## [REQUIREMENTS]
Using the records provided below, locate and copy each line that contains the word "pression".
*-*-*
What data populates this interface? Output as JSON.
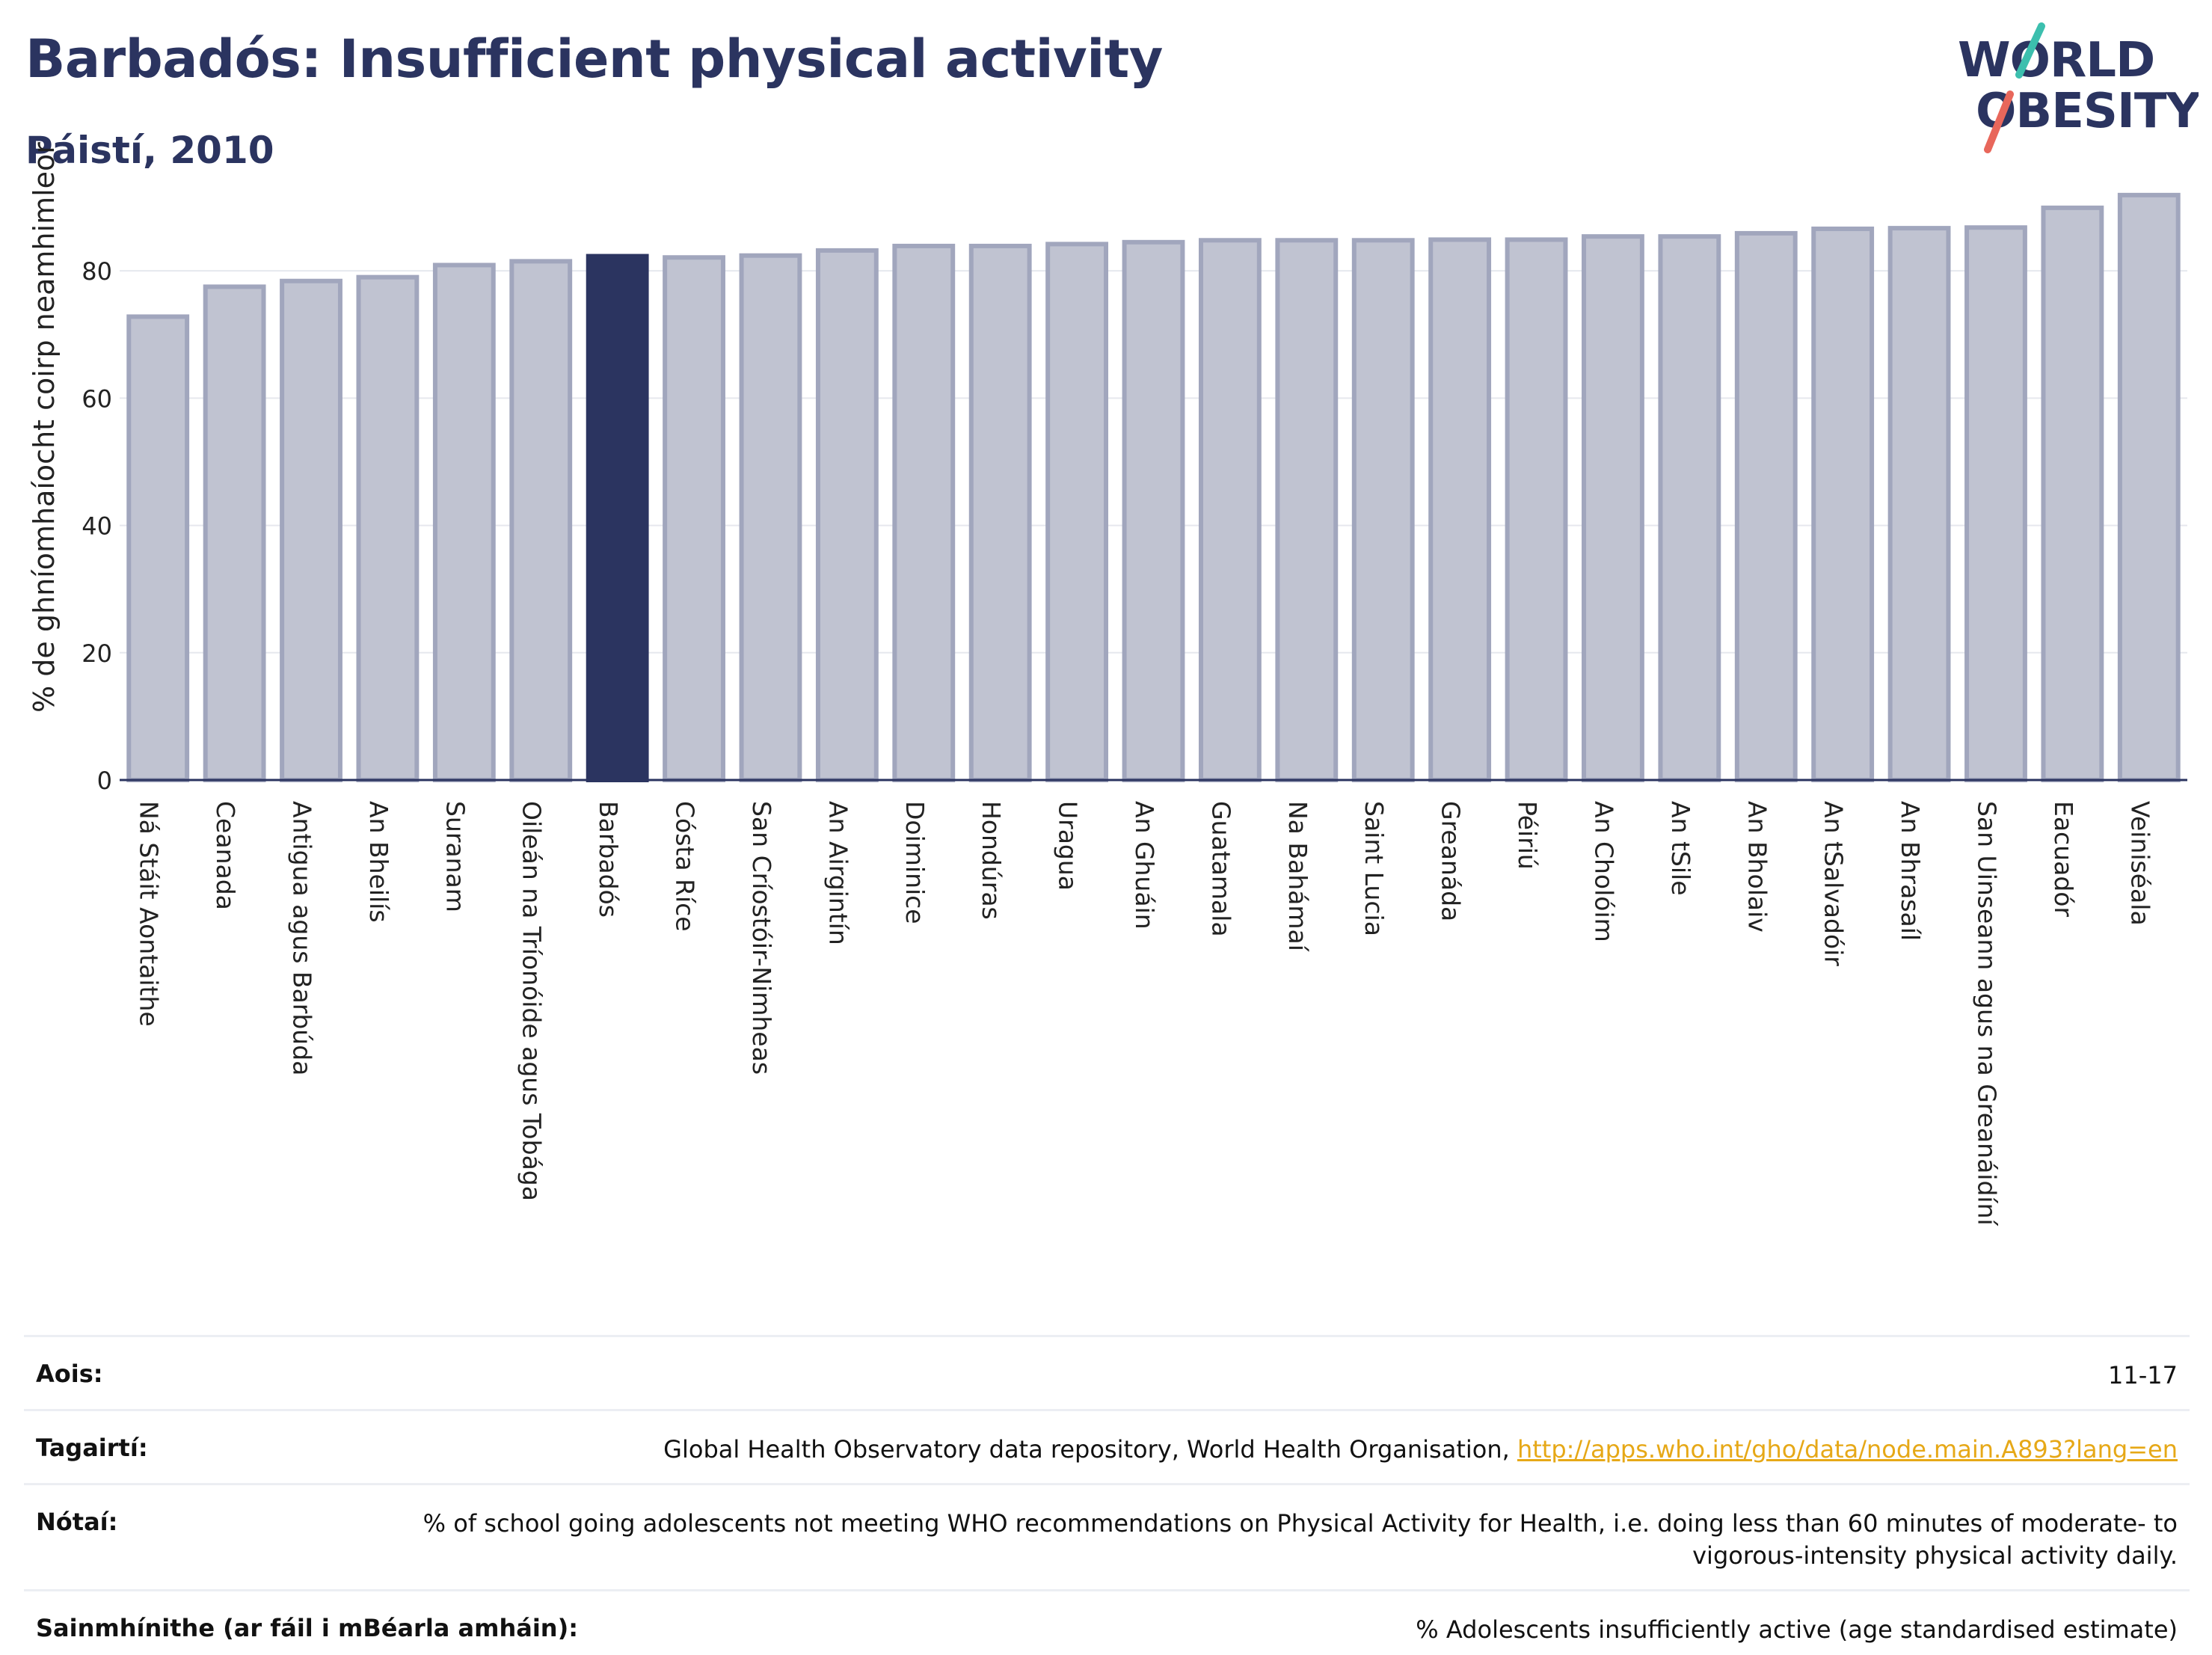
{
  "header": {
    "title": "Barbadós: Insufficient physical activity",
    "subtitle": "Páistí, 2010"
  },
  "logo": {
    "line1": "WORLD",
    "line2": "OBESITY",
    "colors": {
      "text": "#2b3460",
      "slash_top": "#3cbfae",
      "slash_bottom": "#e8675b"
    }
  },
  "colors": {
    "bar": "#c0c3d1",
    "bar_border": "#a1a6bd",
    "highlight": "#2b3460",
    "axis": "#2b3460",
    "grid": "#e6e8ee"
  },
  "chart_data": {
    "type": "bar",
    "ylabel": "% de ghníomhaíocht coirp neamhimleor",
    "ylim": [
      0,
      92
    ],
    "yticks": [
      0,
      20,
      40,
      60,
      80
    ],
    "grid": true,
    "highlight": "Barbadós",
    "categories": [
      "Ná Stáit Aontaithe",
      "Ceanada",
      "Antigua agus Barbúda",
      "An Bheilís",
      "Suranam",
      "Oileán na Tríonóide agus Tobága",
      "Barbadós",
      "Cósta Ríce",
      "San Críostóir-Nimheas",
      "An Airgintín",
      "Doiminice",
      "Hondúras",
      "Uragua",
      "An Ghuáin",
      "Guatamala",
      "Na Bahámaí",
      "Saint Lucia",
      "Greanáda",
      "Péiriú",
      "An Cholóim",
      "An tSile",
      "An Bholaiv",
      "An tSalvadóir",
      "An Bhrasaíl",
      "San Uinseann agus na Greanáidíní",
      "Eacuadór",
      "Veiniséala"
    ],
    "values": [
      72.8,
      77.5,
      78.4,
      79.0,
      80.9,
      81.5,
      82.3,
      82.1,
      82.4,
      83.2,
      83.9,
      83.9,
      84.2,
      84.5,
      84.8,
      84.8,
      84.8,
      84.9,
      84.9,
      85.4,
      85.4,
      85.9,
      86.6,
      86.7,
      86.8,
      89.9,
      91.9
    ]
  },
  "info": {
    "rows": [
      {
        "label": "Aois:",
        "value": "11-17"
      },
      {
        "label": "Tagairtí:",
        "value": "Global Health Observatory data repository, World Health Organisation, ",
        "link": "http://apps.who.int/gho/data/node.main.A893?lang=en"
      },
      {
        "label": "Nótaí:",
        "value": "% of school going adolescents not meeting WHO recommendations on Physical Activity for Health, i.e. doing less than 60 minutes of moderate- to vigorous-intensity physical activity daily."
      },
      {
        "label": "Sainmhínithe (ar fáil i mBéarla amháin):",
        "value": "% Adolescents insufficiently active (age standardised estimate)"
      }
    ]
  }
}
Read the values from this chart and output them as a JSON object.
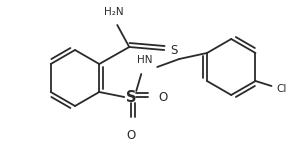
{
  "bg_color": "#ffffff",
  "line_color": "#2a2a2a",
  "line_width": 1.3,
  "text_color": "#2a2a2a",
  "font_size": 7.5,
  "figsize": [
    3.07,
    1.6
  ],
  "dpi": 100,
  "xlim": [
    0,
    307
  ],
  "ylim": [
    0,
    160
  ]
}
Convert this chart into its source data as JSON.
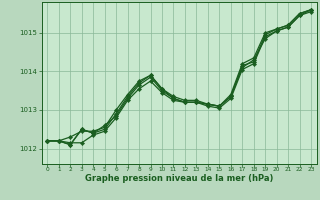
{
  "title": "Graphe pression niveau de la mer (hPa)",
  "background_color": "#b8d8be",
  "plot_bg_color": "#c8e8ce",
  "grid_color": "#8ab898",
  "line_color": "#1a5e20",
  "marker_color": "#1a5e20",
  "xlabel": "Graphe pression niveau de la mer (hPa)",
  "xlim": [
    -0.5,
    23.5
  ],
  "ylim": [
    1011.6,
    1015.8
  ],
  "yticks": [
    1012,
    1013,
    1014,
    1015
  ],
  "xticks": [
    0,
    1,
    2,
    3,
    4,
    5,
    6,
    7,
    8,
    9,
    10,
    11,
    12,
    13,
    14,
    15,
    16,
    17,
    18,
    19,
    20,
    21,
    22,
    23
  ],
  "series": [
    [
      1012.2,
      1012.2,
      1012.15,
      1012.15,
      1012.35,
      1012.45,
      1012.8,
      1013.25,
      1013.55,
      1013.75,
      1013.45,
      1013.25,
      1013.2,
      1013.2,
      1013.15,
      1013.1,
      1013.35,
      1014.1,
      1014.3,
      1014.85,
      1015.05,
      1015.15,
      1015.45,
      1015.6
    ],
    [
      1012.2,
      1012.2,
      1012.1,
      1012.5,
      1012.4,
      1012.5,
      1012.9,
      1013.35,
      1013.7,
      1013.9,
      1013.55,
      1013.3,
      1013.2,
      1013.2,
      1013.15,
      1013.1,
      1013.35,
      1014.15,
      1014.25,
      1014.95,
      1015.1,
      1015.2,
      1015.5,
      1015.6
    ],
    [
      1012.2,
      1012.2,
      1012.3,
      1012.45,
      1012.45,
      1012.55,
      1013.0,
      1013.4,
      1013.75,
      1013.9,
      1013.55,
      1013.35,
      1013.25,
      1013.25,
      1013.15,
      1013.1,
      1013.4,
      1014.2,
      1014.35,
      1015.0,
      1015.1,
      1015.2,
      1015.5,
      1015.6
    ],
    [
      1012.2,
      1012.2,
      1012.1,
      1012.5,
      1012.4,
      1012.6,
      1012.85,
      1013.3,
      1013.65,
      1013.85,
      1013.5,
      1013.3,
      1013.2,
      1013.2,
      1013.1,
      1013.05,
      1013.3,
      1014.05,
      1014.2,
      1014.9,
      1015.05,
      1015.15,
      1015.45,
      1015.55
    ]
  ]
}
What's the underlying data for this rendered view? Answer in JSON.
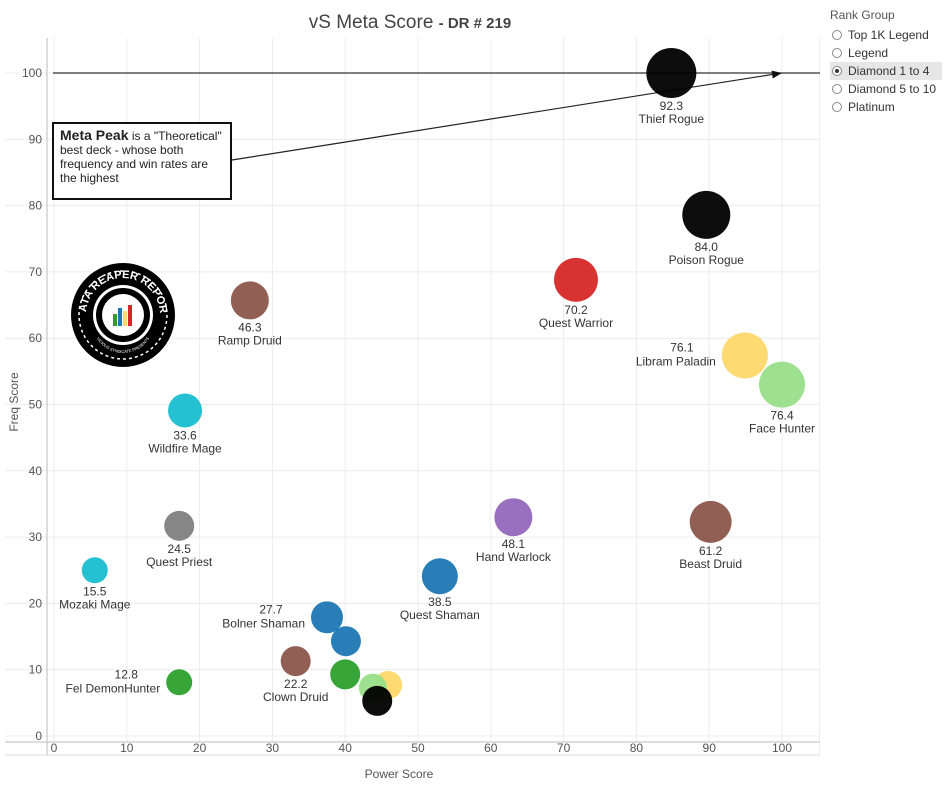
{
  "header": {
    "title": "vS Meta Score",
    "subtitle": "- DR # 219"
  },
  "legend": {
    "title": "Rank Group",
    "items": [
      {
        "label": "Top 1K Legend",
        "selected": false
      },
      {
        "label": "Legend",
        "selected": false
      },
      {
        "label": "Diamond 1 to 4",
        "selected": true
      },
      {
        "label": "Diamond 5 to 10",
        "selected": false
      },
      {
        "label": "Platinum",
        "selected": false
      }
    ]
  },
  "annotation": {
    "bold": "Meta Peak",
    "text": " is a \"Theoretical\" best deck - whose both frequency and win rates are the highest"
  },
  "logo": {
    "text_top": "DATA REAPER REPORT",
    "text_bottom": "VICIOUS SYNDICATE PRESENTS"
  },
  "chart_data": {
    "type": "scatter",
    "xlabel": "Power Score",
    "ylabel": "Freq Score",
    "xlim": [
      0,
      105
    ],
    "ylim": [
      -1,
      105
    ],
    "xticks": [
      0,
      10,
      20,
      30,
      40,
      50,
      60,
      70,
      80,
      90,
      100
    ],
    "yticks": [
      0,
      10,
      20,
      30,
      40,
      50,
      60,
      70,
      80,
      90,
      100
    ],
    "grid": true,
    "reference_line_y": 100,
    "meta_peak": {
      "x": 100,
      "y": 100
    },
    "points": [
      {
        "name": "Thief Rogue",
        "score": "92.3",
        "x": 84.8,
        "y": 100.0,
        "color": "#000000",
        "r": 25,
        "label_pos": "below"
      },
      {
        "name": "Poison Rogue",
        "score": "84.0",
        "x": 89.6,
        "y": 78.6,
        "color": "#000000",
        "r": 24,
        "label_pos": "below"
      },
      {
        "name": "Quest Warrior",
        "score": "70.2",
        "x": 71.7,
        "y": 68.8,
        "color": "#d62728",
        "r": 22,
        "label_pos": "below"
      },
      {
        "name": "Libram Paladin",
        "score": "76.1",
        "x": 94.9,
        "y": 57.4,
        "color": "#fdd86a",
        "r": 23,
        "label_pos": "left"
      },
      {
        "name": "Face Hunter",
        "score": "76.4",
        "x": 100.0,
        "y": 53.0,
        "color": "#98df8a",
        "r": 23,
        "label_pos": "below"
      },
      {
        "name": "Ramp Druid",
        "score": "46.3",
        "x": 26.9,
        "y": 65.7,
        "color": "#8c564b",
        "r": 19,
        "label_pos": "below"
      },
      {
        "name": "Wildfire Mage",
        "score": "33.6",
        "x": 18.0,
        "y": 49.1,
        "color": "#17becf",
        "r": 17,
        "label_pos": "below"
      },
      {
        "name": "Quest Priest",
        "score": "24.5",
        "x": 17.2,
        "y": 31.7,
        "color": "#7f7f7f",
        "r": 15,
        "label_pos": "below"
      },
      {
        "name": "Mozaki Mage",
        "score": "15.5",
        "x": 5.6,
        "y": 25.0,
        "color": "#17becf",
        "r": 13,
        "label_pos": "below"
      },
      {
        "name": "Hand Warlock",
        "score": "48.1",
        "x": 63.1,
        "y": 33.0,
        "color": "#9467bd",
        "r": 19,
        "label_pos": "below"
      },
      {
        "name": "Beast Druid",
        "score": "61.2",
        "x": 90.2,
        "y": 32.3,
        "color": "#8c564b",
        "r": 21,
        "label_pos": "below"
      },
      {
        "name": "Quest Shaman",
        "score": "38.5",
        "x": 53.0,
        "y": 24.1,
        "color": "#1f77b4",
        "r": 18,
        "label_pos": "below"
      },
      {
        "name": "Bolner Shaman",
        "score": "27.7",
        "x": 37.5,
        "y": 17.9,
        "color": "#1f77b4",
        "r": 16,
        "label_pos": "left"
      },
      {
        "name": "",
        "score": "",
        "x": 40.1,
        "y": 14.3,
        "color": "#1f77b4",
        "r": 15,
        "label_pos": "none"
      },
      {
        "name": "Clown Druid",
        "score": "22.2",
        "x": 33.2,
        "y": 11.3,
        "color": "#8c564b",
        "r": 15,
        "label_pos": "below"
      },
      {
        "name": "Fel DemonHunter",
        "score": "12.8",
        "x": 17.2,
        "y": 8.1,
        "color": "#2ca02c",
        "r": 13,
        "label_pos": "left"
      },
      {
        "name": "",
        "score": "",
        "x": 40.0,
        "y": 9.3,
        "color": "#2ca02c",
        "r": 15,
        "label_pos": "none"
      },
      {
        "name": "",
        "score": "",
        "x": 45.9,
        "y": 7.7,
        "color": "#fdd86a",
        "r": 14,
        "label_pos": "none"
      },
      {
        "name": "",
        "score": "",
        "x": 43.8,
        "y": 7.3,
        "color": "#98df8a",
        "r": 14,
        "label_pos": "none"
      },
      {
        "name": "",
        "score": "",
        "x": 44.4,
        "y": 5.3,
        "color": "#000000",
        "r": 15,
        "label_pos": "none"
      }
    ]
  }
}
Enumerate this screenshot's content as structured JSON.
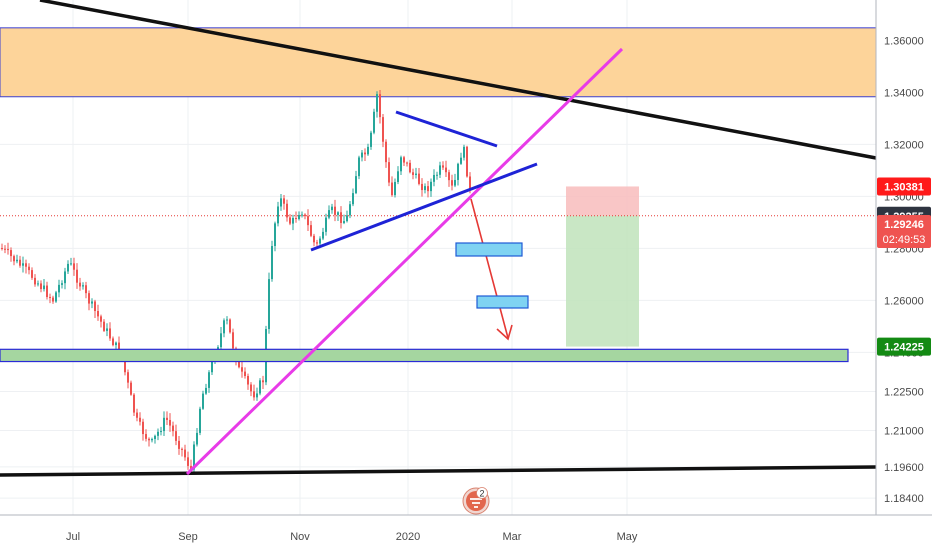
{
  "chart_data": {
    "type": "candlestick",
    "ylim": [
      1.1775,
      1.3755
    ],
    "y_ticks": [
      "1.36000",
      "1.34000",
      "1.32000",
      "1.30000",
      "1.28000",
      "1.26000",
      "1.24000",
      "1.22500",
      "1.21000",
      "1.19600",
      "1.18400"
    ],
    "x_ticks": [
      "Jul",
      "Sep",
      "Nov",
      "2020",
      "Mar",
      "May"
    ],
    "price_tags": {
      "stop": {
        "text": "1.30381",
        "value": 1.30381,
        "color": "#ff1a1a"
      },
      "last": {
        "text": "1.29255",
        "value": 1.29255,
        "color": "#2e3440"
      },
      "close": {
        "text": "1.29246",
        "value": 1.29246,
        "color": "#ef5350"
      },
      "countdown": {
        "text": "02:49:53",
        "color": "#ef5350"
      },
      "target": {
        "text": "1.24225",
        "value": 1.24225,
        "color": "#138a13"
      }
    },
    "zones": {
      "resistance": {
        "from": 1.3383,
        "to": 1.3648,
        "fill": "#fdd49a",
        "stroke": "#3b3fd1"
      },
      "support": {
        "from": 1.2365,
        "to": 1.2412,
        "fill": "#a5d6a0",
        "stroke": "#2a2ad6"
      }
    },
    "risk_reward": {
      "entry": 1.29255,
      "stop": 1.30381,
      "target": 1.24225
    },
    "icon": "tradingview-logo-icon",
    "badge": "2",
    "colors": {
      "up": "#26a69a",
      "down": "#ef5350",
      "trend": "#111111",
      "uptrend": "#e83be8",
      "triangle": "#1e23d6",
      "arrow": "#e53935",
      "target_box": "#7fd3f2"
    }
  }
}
*-*-*
## [EXPECTED ANSWER]
  "title": "Graphe pression niveau de la mer (hPa)",
  "xlabel": "Graphe pression niveau de la mer (hPa)",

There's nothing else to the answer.